Collected data:
########################################

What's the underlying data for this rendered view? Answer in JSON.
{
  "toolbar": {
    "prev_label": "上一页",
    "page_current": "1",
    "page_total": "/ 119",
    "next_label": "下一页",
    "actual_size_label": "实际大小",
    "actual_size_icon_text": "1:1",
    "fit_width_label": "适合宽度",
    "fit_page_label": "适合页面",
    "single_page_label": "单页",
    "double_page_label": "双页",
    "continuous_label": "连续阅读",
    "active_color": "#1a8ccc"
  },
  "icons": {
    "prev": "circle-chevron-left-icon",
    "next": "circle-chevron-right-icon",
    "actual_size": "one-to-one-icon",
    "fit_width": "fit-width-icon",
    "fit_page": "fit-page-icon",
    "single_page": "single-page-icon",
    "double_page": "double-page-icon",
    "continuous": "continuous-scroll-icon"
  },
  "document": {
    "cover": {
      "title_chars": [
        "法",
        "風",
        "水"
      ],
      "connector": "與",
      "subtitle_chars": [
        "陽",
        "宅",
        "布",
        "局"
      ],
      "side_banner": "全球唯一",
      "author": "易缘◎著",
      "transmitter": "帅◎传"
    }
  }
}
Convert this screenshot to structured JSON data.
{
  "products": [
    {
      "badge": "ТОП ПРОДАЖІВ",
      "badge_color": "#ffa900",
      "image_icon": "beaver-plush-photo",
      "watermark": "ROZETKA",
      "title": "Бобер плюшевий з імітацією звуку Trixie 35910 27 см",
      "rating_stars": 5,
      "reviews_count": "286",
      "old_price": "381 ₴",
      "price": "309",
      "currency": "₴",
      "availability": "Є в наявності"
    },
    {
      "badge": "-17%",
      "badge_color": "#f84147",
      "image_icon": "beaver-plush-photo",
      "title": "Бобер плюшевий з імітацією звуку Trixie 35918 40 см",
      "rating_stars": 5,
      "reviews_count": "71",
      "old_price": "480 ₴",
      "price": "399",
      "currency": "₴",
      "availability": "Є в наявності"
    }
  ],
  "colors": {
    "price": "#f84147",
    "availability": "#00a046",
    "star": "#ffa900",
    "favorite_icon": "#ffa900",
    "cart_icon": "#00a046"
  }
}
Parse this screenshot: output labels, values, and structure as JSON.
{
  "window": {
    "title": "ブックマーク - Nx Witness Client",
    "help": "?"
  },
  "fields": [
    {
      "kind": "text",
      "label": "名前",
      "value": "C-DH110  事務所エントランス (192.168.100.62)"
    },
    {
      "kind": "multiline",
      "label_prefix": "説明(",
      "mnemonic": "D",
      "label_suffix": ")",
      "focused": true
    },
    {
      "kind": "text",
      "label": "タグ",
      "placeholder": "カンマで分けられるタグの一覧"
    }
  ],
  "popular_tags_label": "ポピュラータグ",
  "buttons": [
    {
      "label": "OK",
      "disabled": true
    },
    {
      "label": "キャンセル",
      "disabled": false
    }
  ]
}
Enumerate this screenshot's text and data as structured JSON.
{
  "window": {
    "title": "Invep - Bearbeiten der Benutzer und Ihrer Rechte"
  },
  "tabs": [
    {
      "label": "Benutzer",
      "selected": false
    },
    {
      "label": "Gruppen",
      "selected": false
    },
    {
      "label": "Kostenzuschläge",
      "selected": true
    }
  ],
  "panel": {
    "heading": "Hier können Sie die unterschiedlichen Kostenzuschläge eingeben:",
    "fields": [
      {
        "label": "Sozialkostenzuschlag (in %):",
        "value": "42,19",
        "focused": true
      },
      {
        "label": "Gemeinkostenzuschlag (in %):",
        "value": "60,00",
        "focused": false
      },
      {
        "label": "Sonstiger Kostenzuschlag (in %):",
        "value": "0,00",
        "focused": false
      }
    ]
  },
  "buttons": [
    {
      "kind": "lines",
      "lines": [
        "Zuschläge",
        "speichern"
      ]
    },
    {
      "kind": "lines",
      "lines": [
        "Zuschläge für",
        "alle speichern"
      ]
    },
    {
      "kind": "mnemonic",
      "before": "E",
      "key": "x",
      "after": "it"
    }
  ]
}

########################################

REQUIRED WORK:
Write all of the records out again exactly.

THE COMPLETED TASK:
What's the underlying data for this rendered view? Answer in JSON.
{
  "toolbar": {
    "prev_label": "上一页",
    "page_current": "1",
    "page_total": "/ 119",
    "next_label": "下一页",
    "actual_size_label": "实际大小",
    "actual_size_icon_text": "1:1",
    "fit_width_label": "适合宽度",
    "fit_page_label": "适合页面",
    "single_page_label": "单页",
    "double_page_label": "双页",
    "continuous_label": "连续阅读",
    "active_color": "#1a8ccc"
  },
  "icons": {
    "prev": "circle-chevron-left-icon",
    "next": "circle-chevron-right-icon",
    "actual_size": "one-to-one-icon",
    "fit_width": "fit-width-icon",
    "fit_page": "fit-page-icon",
    "single_page": "single-page-icon",
    "double_page": "double-page-icon",
    "continuous": "continuous-scroll-icon"
  },
  "document": {
    "cover": {
      "title_chars": [
        "法",
        "風",
        "水"
      ],
      "connector": "與",
      "subtitle_chars": [
        "陽",
        "宅",
        "布",
        "局"
      ],
      "side_banner": "全球唯一",
      "author": "易缘◎著",
      "transmitter": "帅◎传"
    }
  }
}
Convert this screenshot to structured JSON data.
{
  "products": [
    {
      "badge": "ТОП ПРОДАЖІВ",
      "badge_color": "#ffa900",
      "image_icon": "beaver-plush-photo",
      "watermark": "ROZETKA",
      "title": "Бобер плюшевий з імітацією звуку Trixie 35910 27 см",
      "rating_stars": 5,
      "reviews_count": "286",
      "old_price": "381 ₴",
      "price": "309",
      "currency": "₴",
      "availability": "Є в наявності"
    },
    {
      "badge": "-17%",
      "badge_color": "#f84147",
      "image_icon": "beaver-plush-photo",
      "title": "Бобер плюшевий з імітацією звуку Trixie 35918 40 см",
      "rating_stars": 5,
      "reviews_count": "71",
      "old_price": "480 ₴",
      "price": "399",
      "currency": "₴",
      "availability": "Є в наявності"
    }
  ],
  "colors": {
    "price": "#f84147",
    "availability": "#00a046",
    "star": "#ffa900",
    "favorite_icon": "#ffa900",
    "cart_icon": "#00a046"
  }
}
Parse this screenshot: output labels, values, and structure as JSON.
{
  "window": {
    "title": "ブックマーク - Nx Witness Client",
    "help": "?"
  },
  "fields": [
    {
      "kind": "text",
      "label": "名前",
      "value": "C-DH110  事務所エントランス (192.168.100.62)"
    },
    {
      "kind": "multiline",
      "label_prefix": "説明(",
      "mnemonic": "D",
      "label_suffix": ")",
      "focused": true
    },
    {
      "kind": "text",
      "label": "タグ",
      "placeholder": "カンマで分けられるタグの一覧"
    }
  ],
  "popular_tags_label": "ポピュラータグ",
  "buttons": [
    {
      "label": "OK",
      "disabled": true
    },
    {
      "label": "キャンセル",
      "disabled": false
    }
  ]
}
Enumerate this screenshot's text and data as structured JSON.
{
  "window": {
    "title": "Invep - Bearbeiten der Benutzer und Ihrer Rechte"
  },
  "tabs": [
    {
      "label": "Benutzer",
      "selected": false
    },
    {
      "label": "Gruppen",
      "selected": false
    },
    {
      "label": "Kostenzuschläge",
      "selected": true
    }
  ],
  "panel": {
    "heading": "Hier können Sie die unterschiedlichen Kostenzuschläge eingeben:",
    "fields": [
      {
        "label": "Sozialkostenzuschlag (in %):",
        "value": "42,19",
        "focused": true
      },
      {
        "label": "Gemeinkostenzuschlag (in %):",
        "value": "60,00",
        "focused": false
      },
      {
        "label": "Sonstiger Kostenzuschlag (in %):",
        "value": "0,00",
        "focused": false
      }
    ]
  },
  "buttons": [
    {
      "kind": "lines",
      "lines": [
        "Zuschläge",
        "speichern"
      ]
    },
    {
      "kind": "lines",
      "lines": [
        "Zuschläge für",
        "alle speichern"
      ]
    },
    {
      "kind": "mnemonic",
      "before": "E",
      "key": "x",
      "after": "it"
    }
  ]
}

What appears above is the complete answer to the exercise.